* CHALLENGE: Copy each line exactly.

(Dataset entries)
"""

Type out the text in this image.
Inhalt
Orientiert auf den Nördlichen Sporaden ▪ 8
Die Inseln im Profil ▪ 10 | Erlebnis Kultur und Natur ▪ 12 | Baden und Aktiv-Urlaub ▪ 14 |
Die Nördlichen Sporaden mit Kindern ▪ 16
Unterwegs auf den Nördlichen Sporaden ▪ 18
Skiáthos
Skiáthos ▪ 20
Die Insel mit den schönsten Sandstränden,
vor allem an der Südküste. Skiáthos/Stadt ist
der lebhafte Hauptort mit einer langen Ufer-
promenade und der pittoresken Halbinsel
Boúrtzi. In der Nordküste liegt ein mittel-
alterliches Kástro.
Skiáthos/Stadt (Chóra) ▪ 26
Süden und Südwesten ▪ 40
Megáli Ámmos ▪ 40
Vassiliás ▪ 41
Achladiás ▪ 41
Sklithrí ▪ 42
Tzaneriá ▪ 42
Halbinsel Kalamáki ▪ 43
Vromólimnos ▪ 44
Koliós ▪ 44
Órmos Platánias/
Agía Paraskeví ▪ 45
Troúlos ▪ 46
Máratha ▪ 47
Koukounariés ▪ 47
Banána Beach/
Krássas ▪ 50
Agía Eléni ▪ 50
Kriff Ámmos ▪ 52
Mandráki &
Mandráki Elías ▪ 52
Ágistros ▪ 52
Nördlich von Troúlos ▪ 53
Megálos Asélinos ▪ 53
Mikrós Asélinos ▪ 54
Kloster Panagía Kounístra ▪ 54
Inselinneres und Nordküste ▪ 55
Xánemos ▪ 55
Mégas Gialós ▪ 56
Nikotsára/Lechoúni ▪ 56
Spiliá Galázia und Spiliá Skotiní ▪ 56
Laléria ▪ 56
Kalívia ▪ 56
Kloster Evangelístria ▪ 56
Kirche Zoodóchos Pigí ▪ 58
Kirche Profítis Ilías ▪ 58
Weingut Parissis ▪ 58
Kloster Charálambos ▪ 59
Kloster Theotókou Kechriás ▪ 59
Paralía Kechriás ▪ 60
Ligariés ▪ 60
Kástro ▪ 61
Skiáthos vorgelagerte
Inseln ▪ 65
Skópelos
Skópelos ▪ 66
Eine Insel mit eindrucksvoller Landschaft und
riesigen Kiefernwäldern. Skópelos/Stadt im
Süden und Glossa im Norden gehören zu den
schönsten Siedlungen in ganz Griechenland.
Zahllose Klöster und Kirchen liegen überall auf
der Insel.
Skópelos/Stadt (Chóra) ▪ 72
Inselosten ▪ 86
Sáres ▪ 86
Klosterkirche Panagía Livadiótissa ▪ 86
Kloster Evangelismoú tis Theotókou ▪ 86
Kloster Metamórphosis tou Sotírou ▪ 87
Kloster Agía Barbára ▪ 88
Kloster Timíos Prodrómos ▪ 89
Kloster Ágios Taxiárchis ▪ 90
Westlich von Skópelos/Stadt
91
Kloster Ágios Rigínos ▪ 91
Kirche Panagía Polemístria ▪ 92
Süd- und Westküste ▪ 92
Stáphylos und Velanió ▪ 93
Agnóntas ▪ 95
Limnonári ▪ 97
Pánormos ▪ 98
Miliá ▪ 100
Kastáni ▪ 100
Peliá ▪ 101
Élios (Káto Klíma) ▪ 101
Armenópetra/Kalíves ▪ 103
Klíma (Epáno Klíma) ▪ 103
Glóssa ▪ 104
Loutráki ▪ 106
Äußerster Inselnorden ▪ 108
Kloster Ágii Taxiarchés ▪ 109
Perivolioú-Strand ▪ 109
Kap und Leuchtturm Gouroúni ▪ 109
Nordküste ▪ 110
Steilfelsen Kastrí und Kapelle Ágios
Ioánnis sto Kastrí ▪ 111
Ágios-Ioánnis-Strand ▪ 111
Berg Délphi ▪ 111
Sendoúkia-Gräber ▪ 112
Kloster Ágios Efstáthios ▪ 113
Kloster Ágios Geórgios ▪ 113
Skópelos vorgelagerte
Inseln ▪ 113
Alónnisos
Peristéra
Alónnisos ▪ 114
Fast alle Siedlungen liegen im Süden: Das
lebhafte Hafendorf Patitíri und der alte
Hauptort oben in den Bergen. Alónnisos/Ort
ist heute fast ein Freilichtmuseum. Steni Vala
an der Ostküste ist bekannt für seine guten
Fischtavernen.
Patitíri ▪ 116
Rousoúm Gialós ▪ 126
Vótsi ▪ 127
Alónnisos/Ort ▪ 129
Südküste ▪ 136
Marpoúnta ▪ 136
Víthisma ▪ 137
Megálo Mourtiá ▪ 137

"""

* OUTPUT OF THE TASK:
Type out the text in this image.
Inhalt
Orientiert auf den Nördlichen Sporaden ▪ 8
Die Inseln im Profil ▪ 10 | Erlebnis Kultur und Natur ▪ 12 | Baden und Aktiv-Urlaub ▪ 14 |
Die Nördlichen Sporaden mit Kindern ▪ 16
Unterwegs auf den Nördlichen Sporaden ▪ 18
Skiáthos
Skiáthos ▪ 20
Die Insel mit den schönsten Sandstränden,
vor allem an der Südküste. Skiáthos/Stadt ist
der lebhafte Hauptort mit einer langen Ufer-
promenade und der pittoresken Halbinsel
Boúrtzi. In der Nordküste liegt ein mittel-
alterliches Kástro.
Skiáthos/Stadt (Chóra) ▪ 26
Süden und Südwesten ▪ 40
Megáli Ámmos ▪ 40
Vassiliás ▪ 41
Achladiás ▪ 41
Sklithrí ▪ 42
Tzaneriá ▪ 42
Halbinsel Kalamáki ▪ 43
Vromólimnos ▪ 44
Koliós ▪ 44
Órmos Platánias/
Agía Paraskeví ▪ 45
Troúlos ▪ 46
Máratha ▪ 47
Koukounariés ▪ 47
Banána Beach/
Krássas ▪ 50
Agía Eléni ▪ 50
Kriff Ámmos ▪ 52
Mandráki &
Mandráki Elías ▪ 52
Ágistros ▪ 52
Nördlich von Troúlos ▪ 53
Megálos Asélinos ▪ 53
Mikrós Asélinos ▪ 54
Kloster Panagía Kounístra ▪ 54
Inselinneres und Nordküste ▪ 55
Xánemos ▪ 55
Mégas Gialós ▪ 56
Nikotsára/Lechoúni ▪ 56
Spiliá Galázia und Spiliá Skotiní ▪ 56
Laléria ▪ 56
Kalívia ▪ 56
Kloster Evangelístria ▪ 56
Kirche Zoodóchos Pigí ▪ 58
Kirche Profítis Ilías ▪ 58
Weingut Parissis ▪ 58
Kloster Charálambos ▪ 59
Kloster Theotókou Kechriás ▪ 59
Paralía Kechriás ▪ 60
Ligariés ▪ 60
Kástro ▪ 61
Skiáthos vorgelagerte
Inseln ▪ 65
Skópelos
Skópelos ▪ 66
Eine Insel mit eindrucksvoller Landschaft und
riesigen Kiefernwäldern. Skópelos/Stadt im
Süden und Glossa im Norden gehören zu den
schönsten Siedlungen in ganz Griechenland.
Zahllose Klöster und Kirchen liegen überall auf
der Insel.
Skópelos/Stadt (Chóra) ▪ 72
Inselosten ▪ 86
Sáres ▪ 86
Klosterkirche Panagía Livadiótissa ▪ 86
Kloster Evangelismoú tis Theotókou ▪ 86
Kloster Metamórphosis tou Sotírou ▪ 87
Kloster Agía Barbára ▪ 88
Kloster Timíos Prodrómos ▪ 89
Kloster Ágios Taxiárchis ▪ 90
Westlich von Skópelos/Stadt
91
Kloster Ágios Rigínos ▪ 91
Kirche Panagía Polemístria ▪ 92
Süd- und Westküste ▪ 92
Stáphylos und Velanió ▪ 93
Agnóntas ▪ 95
Limnonári ▪ 97
Pánormos ▪ 98
Miliá ▪ 100
Kastáni ▪ 100
Peliá ▪ 101
Élios (Káto Klíma) ▪ 101
Armenópetra/Kalíves ▪ 103
Klíma (Epáno Klíma) ▪ 103
Glóssa ▪ 104
Loutráki ▪ 106
Äußerster Inselnorden ▪ 108
Kloster Ágii Taxiarchés ▪ 109
Perivolioú-Strand ▪ 109
Kap und Leuchtturm Gouroúni ▪ 109
Nordküste ▪ 110
Steilfelsen Kastrí und Kapelle Ágios
Ioánnis sto Kastrí ▪ 111
Ágios-Ioánnis-Strand ▪ 111
Berg Délphi ▪ 111
Sendoúkia-Gräber ▪ 112
Kloster Ágios Efstáthios ▪ 113
Kloster Ágios Geórgios ▪ 113
Skópelos vorgelagerte
Inseln ▪ 113
Alónnisos
Peristéra
Alónnisos ▪ 114
Fast alle Siedlungen liegen im Süden: Das
lebhafte Hafendorf Patitíri und der alte
Hauptort oben in den Bergen. Alónnisos/Ort
ist heute fast ein Freilichtmuseum. Steni Vala
an der Ostküste ist bekannt für seine guten
Fischtavernen.
Patitíri ▪ 116
Rousoúm Gialós ▪ 126
Vótsi ▪ 127
Alónnisos/Ort ▪ 129
Südküste ▪ 136
Marpoúnta ▪ 136
Víthisma ▪ 137
Megálo Mourtiá ▪ 137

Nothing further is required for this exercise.